[START]

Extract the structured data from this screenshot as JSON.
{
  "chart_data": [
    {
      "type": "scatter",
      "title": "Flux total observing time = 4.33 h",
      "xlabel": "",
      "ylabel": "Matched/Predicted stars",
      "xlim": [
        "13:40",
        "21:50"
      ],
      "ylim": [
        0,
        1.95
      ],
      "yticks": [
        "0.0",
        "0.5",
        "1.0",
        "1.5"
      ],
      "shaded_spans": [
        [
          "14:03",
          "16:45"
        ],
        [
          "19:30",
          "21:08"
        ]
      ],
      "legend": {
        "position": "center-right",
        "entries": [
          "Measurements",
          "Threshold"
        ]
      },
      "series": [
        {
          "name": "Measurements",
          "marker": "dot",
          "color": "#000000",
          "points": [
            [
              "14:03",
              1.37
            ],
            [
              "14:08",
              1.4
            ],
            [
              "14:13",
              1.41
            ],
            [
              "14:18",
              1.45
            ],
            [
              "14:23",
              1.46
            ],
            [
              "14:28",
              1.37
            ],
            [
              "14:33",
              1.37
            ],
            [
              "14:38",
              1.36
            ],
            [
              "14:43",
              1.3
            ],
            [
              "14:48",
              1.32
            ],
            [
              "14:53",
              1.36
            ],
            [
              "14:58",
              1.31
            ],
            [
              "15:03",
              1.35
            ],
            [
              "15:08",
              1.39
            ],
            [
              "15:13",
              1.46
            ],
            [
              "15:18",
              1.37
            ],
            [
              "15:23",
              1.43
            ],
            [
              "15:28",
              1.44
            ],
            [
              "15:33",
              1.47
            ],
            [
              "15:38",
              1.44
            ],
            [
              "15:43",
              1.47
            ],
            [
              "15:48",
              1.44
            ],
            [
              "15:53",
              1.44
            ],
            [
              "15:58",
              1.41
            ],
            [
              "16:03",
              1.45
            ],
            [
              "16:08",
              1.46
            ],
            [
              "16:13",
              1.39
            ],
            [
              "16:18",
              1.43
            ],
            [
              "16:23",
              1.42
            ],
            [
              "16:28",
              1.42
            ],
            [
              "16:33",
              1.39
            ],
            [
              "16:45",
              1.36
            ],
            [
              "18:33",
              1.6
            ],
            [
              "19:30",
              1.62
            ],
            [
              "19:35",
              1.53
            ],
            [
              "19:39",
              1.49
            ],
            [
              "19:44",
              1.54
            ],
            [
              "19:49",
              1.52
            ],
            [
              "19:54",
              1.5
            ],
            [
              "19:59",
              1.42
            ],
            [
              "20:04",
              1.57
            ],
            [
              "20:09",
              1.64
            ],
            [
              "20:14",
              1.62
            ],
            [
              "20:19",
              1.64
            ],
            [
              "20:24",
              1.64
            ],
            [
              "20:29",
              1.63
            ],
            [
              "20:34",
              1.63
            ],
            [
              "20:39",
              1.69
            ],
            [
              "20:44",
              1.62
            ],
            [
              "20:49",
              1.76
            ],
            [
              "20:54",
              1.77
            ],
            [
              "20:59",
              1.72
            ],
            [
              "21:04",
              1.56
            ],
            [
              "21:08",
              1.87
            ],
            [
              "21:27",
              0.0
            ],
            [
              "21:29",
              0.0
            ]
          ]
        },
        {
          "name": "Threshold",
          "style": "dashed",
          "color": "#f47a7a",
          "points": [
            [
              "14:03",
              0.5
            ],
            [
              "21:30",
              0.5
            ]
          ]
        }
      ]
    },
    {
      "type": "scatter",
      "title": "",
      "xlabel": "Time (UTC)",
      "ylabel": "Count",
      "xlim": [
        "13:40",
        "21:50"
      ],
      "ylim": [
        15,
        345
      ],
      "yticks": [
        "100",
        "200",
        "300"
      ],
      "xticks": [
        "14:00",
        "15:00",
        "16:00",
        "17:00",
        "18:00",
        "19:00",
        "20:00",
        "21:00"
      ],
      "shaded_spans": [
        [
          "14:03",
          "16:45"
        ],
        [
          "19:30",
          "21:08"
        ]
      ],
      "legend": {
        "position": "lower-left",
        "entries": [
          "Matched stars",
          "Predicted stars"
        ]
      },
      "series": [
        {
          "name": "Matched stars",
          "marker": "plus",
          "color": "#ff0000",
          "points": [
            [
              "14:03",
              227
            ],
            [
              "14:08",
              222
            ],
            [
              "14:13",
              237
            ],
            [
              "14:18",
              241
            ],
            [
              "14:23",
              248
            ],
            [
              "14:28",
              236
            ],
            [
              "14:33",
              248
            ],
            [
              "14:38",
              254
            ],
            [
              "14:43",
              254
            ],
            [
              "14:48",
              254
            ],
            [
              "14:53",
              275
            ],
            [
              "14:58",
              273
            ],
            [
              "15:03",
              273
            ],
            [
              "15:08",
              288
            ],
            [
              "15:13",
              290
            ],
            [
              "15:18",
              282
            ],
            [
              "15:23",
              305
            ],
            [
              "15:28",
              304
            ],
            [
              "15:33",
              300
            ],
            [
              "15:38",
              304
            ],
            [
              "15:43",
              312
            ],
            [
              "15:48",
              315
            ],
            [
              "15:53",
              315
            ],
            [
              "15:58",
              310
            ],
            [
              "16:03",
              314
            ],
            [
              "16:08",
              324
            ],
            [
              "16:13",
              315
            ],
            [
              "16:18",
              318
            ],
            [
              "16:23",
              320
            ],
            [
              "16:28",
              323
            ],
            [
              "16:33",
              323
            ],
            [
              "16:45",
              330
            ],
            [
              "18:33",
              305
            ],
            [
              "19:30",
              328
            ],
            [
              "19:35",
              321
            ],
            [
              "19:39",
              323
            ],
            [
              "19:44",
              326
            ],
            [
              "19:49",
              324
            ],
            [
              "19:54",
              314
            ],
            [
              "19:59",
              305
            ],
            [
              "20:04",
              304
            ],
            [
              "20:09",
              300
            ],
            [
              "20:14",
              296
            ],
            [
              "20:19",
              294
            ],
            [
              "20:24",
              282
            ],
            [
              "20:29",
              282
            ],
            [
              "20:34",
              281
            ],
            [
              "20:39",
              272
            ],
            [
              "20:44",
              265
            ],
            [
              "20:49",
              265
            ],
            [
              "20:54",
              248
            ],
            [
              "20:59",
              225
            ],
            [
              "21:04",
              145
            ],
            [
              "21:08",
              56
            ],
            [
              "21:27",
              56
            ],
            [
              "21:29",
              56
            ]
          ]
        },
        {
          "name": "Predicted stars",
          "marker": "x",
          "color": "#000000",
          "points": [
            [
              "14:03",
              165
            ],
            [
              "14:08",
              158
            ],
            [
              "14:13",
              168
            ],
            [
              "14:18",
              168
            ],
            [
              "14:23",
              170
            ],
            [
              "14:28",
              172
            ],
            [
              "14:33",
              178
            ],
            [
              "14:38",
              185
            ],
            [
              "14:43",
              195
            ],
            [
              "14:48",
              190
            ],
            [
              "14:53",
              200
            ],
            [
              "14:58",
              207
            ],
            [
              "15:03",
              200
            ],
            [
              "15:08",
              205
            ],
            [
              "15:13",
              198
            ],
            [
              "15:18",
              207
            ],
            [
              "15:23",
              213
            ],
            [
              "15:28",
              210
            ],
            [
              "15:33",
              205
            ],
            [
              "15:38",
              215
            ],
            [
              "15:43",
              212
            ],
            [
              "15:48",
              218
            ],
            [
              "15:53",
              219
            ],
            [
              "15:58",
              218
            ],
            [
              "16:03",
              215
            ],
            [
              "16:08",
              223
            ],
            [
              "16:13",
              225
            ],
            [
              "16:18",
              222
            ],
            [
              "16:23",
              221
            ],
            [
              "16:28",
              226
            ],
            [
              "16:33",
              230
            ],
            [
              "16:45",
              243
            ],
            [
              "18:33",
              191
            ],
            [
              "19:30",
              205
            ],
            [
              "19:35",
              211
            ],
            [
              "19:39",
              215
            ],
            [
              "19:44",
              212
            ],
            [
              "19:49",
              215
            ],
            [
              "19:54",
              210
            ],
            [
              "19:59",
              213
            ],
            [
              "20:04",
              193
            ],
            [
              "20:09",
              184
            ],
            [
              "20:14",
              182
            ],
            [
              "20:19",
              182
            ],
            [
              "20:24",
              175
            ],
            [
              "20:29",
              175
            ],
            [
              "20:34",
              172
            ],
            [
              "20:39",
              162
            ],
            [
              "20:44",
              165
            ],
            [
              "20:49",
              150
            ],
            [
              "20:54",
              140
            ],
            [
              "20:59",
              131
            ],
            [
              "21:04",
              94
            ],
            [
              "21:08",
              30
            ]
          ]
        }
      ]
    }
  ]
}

[END]

Please list every line of the records that contains "stars".

REPLY TO THE EXERCISE:
      "ylabel": "Matched/Predicted stars",
          "Matched stars",
          "Predicted stars"
          "name": "Matched stars",
          "name": "Predicted stars",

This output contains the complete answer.